** Records to process **
————

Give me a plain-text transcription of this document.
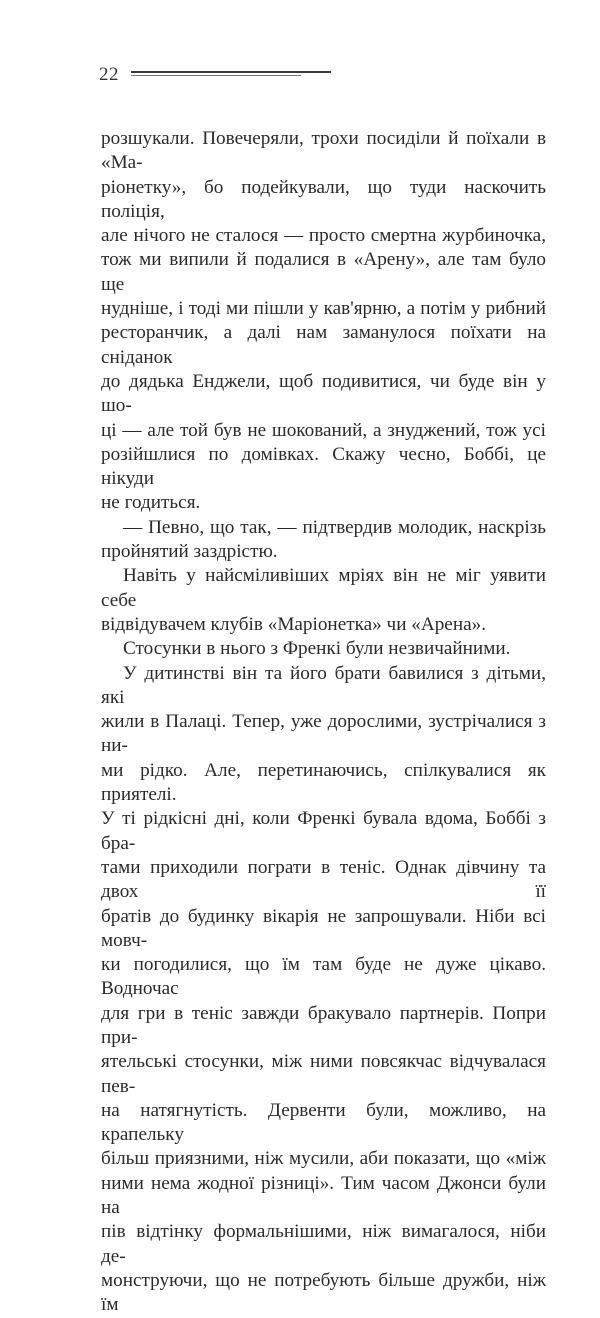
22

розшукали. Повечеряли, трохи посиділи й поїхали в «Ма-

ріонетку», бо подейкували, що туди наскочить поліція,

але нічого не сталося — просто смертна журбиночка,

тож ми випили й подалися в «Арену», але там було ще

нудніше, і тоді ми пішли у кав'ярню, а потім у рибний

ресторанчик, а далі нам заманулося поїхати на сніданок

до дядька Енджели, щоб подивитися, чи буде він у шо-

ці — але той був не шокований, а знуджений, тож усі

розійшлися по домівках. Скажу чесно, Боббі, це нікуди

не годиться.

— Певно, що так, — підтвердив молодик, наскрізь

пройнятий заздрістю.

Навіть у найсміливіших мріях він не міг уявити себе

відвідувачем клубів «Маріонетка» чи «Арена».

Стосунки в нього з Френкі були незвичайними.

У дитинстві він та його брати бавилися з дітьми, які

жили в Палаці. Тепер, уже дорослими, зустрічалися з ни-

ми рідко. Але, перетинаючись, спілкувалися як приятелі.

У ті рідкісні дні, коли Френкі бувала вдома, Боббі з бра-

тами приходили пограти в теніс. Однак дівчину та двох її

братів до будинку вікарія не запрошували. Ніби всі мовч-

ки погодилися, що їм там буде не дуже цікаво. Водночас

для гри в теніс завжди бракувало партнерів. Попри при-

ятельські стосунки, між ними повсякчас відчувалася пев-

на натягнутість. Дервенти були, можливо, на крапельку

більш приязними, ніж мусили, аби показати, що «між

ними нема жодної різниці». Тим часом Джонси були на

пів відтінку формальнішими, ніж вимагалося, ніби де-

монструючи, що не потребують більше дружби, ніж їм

————

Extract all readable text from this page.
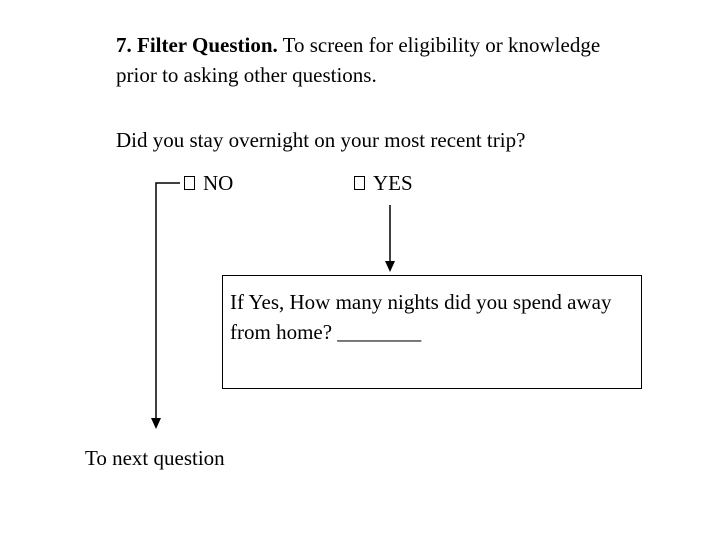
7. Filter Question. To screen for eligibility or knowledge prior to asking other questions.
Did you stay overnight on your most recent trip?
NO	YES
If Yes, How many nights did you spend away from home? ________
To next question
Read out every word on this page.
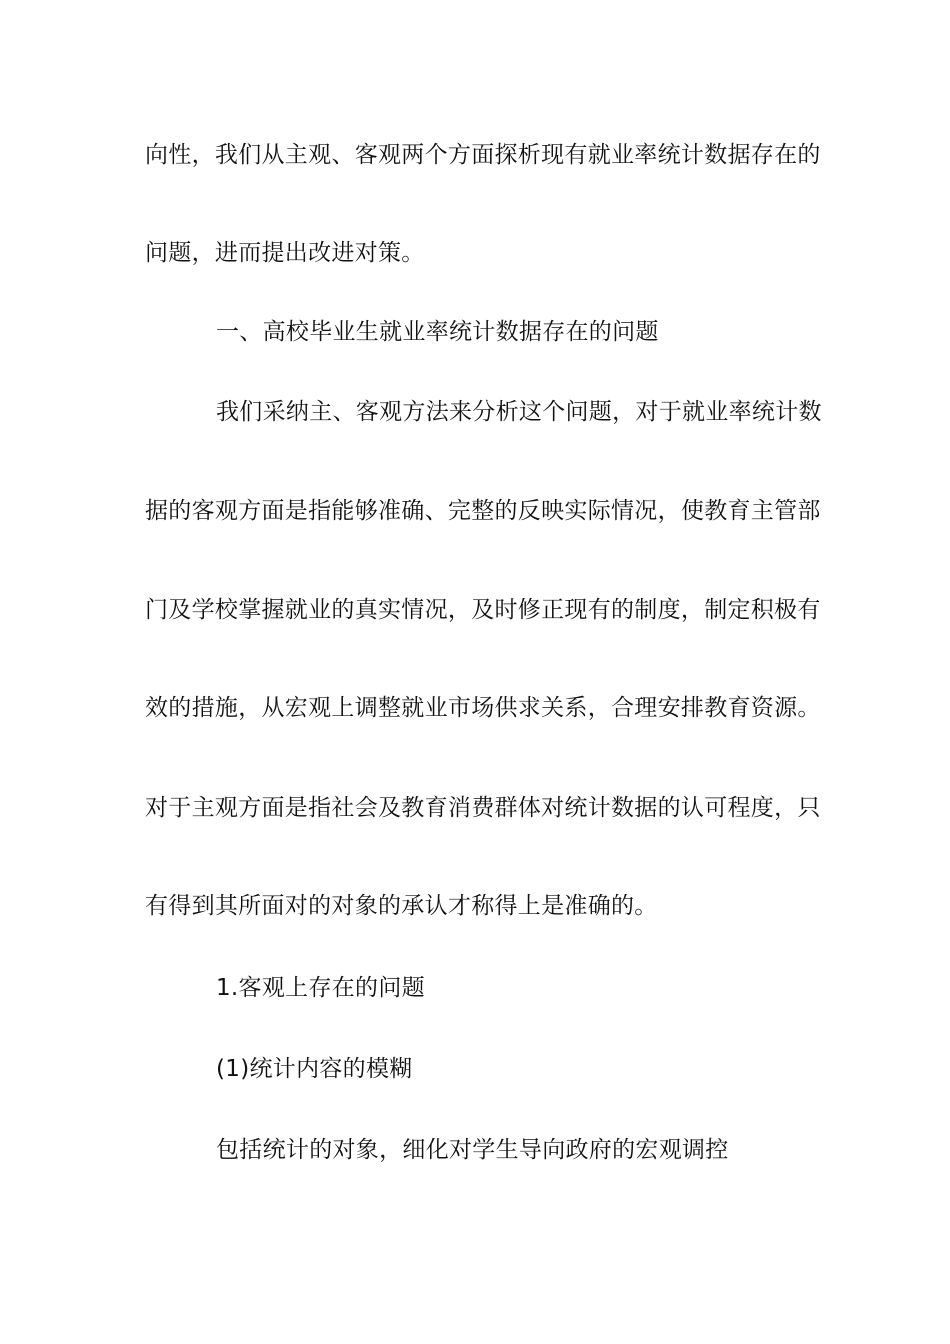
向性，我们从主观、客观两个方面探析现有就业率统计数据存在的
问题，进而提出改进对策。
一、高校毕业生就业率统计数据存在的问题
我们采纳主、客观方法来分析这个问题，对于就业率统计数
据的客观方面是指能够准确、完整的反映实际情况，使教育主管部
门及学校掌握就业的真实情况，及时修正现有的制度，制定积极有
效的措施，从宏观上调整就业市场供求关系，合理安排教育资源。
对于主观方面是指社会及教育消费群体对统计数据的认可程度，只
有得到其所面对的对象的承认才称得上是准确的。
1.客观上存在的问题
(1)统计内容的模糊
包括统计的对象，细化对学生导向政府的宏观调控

————

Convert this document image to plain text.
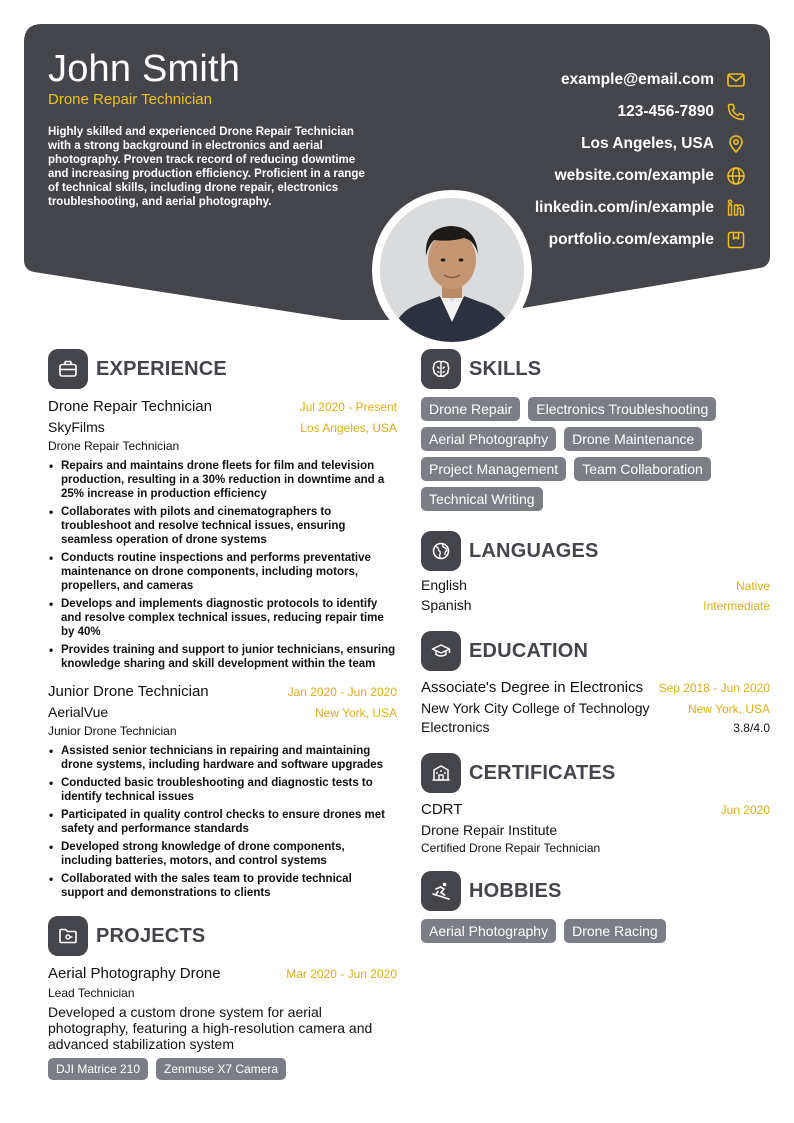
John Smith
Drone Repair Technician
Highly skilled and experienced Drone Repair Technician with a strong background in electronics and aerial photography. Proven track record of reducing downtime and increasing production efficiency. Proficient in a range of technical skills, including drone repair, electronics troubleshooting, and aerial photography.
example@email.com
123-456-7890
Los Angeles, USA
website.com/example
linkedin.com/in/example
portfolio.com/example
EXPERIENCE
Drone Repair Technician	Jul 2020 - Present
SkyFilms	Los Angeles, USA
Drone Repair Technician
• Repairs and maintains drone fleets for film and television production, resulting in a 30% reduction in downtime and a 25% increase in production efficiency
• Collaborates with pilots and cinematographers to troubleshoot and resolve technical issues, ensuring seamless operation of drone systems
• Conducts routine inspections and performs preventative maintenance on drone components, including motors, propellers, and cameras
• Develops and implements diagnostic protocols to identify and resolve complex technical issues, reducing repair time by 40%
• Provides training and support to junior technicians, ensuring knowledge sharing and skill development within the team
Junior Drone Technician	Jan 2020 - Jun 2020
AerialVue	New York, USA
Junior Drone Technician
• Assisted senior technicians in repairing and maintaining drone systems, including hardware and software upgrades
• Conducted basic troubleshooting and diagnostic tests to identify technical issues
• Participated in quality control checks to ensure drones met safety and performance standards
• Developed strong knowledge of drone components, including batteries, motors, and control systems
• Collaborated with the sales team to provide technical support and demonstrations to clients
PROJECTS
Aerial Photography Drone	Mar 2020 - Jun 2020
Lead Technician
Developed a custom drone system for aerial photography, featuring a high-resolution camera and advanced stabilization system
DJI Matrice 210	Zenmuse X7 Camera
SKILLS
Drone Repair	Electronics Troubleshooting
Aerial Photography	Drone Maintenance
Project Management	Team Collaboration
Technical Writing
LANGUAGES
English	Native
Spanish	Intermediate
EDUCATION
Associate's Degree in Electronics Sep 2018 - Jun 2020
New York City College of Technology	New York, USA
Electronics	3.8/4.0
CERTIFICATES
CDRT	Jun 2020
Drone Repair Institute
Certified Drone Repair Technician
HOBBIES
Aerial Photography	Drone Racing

————

Show all lines in the entries above where the string "support" appears.

** Solution below **
• Provides training and support to junior technicians, ensuring knowledge sharing and skill development within the team
• Collaborated with the sales team to provide technical support and demonstrations to clients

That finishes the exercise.